INSTRUCTIONS:
1/ Reproduce the article about Erika Lust starting at "Thirteen years ago, Erika" and ending at "which have won awards.", swapping "female gaze" for "women's perspective".
2/ Write the next part of the article about Erika Lust, picking up after its final sentence.

DOCUMENT SECTION:
◆ ◆ ◆
Modified from flickr

Erotic film director Erika Lust discusses her new project to help adults teach children about healthy (and unhealthy) sexuality.

Thirteen years ago, Erika Lust, a political science graduate who specialized in gender studies, decided to start making porn films. Frustrated by the tacky, chauvinistic content of mainstream porn, she wanted to see if it was possible to make a different kind of adult film — one that focused on story, characters, and the female gaze. Since then, she has since gone on to create over 100 highly crafted, ethically produced porn films, a host of which have won awards.

Her latest project is a continuation of her engagement with dominant porn culture — but from a decidedly different angle. Inspired by her role as a mother, and her desire to give something back in her area of expertise, she and her husband Pablo Dobner launched The Porn Conversation, a nonprofit initiative that aims to help parents talk to their children about porn. The website offers age-specific guides, starting with kids under 11 years old, that were put together in consultation with parents, sexologists, and psychologists, as well as other tools and resources for parents and educators.
◆ ◆ ◆
PROVIDED INFORMATION:
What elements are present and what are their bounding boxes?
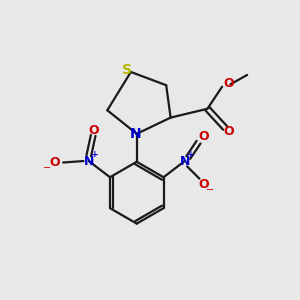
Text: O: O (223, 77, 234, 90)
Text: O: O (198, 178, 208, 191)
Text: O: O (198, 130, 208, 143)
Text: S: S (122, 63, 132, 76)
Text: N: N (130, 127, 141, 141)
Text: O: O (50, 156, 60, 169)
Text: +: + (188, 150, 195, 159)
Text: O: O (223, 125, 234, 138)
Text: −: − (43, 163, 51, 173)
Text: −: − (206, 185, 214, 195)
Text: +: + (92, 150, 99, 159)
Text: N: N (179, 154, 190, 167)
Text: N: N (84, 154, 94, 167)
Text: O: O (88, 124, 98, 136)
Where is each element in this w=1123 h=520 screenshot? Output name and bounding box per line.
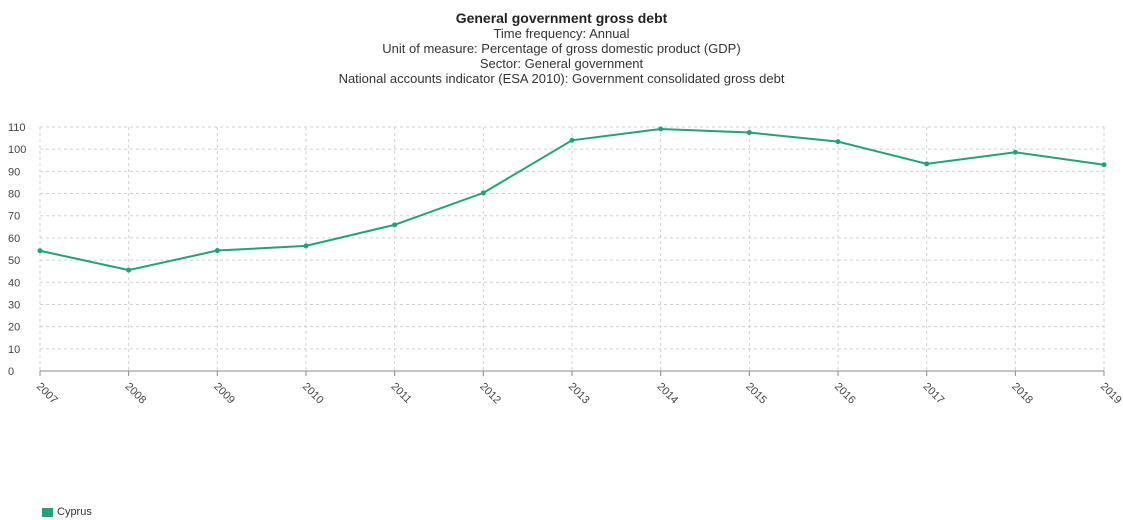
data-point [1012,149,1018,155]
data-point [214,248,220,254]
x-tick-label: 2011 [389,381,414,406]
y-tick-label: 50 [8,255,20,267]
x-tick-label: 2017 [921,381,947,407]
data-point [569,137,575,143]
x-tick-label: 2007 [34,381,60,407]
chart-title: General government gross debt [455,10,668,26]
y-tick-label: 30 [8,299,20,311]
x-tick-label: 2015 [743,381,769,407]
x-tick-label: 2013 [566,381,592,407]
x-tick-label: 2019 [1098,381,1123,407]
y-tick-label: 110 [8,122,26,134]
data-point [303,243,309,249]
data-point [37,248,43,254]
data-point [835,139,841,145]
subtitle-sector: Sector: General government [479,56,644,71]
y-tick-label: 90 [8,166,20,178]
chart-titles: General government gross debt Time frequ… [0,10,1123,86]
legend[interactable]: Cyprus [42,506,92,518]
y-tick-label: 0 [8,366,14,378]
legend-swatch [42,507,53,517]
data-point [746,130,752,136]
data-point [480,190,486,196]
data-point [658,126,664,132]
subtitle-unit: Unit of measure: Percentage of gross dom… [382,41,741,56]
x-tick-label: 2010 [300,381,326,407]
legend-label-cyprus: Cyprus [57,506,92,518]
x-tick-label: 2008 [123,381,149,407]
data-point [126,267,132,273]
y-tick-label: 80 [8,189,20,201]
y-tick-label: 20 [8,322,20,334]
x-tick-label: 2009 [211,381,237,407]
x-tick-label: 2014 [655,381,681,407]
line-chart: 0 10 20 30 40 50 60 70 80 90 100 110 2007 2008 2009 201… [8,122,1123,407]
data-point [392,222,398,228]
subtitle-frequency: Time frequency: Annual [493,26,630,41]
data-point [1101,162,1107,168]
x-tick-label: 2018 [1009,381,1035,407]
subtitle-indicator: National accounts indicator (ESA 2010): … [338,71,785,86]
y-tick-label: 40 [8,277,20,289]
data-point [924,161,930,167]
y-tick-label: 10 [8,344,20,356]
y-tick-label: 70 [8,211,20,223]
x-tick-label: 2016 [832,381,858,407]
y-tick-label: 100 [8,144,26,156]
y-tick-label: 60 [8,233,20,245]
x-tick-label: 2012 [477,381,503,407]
◆ ◆ ◆
RESPONSES PER TASK:
1/
Thirteen years ago, Erika Lust, a political science graduate who specialized in gender studies, decided to start making porn films. Frustrated by the tacky, chauvinistic content of mainstream porn, she wanted to see if it was possible to make a different kind of adult film — one that focused on story, characters, and the women's perspective. Since then, she has since gone on to create over 100 highly crafted, ethically produced porn films, a host of which have won awards.

2/
I interviewed Erika in Berlin, where she recently spoke about The Porn Conversation at Tech Open Air, an interdisciplinary festival that brings together technology, arts, and culture.

Madhvi Ramani: Why is it important for parents to have “the porn conversation” with their children?

Erika Lust: Porn is part of the reality we live in. It has grown enormously in the last 10 years, because of the internet and the proliferation of porn tubes [free porn sites that do not require registration], which are the biggest part of pornography today. The kind of content available on these porn tubes is highly racist, misogynistic, and chauvinistic. It is something that parents can’t ignore because children, at a very early age, are coming across this content online. They are going to find it, and look at it, and it’s going to influence their perceptions about sexuality and gender roles. So, if parents talk to their children before or during this time of discovery, they can help them think more analytically and critically about the images they are seeing.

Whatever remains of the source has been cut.